#### [Goal]
Extract every line of the material that holds the string "true".

#### [Source records]

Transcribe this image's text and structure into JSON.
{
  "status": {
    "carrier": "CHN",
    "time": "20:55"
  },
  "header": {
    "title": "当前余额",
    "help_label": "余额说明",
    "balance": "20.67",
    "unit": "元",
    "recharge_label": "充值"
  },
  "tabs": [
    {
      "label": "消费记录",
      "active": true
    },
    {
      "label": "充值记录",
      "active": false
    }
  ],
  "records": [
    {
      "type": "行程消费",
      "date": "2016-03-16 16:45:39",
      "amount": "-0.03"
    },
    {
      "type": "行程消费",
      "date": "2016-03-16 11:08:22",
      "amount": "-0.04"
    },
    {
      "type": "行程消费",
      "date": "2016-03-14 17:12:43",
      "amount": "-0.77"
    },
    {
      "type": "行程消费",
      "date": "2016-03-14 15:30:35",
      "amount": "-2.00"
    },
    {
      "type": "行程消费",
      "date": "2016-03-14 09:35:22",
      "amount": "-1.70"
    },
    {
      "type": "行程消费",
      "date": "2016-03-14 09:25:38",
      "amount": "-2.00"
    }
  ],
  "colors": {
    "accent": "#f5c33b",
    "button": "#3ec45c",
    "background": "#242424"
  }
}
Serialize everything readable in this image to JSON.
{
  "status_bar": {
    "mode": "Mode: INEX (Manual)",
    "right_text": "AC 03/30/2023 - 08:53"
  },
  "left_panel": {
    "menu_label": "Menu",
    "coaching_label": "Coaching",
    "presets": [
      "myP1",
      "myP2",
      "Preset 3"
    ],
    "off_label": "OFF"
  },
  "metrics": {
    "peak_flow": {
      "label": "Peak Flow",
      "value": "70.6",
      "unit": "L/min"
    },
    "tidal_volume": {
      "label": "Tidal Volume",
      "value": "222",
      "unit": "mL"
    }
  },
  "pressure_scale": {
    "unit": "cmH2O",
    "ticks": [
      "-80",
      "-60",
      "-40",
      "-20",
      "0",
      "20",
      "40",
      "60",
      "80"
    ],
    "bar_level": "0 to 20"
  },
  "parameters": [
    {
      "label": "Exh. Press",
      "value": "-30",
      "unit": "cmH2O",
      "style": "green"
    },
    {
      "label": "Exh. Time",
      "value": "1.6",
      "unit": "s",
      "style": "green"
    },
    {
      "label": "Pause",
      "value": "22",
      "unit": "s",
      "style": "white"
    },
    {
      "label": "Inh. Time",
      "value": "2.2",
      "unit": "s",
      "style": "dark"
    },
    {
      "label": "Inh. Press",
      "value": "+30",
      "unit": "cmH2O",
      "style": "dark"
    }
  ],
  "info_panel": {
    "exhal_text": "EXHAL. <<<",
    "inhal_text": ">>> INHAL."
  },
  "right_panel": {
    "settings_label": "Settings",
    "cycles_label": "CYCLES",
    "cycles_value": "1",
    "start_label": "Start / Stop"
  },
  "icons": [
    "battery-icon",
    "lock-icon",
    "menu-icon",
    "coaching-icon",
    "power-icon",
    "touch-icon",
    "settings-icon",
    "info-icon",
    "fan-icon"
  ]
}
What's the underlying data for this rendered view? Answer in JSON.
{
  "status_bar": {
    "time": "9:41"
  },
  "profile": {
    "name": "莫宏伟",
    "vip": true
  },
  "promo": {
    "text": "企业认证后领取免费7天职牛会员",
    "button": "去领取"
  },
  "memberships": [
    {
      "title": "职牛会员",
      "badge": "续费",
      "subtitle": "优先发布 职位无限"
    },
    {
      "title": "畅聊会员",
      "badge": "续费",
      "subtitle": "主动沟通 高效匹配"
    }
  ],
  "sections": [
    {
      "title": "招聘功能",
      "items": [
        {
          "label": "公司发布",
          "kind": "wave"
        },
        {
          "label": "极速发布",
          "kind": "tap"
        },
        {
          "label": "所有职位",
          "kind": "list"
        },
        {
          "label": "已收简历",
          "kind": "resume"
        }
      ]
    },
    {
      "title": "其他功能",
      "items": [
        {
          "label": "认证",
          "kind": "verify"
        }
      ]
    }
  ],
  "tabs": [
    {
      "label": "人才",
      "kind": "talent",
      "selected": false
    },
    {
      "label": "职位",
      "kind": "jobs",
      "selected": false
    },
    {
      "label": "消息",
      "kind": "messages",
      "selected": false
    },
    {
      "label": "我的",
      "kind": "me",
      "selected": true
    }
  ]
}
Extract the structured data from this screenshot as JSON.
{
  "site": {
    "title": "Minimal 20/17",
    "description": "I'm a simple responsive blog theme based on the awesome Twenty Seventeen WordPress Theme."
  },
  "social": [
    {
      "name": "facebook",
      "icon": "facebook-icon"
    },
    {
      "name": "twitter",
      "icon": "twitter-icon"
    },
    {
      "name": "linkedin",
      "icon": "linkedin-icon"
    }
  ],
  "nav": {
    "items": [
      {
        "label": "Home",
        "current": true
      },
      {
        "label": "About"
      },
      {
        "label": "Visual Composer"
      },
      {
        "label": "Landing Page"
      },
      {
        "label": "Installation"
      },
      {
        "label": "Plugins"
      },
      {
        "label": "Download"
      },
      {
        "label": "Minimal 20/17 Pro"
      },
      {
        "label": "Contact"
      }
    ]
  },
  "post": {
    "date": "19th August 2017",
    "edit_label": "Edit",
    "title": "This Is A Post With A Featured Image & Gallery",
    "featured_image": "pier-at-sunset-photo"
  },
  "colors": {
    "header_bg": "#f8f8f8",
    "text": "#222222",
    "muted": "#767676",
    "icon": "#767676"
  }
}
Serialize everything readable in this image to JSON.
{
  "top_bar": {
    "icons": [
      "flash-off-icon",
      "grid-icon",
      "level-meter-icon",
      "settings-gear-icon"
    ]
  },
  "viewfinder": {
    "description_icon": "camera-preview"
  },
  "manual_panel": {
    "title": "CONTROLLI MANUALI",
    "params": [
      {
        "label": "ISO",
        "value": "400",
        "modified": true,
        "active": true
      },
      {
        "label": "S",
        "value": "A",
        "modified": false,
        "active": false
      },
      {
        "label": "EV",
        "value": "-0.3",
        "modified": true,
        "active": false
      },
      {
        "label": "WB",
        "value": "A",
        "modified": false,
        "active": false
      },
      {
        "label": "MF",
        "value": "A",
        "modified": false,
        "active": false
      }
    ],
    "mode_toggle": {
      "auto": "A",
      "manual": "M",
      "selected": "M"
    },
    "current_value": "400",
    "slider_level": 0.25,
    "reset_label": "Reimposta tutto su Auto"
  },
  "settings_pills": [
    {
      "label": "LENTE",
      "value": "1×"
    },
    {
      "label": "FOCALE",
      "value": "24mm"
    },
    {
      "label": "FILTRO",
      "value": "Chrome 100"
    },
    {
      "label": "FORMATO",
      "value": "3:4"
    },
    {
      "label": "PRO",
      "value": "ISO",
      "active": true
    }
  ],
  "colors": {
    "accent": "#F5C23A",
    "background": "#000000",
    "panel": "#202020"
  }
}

#### [Solution for this problem]
      "active": true
    "vip": true
      "selected": true
        "current": true
        "modified": true,
        "active": true
        "modified": true,
      "active": true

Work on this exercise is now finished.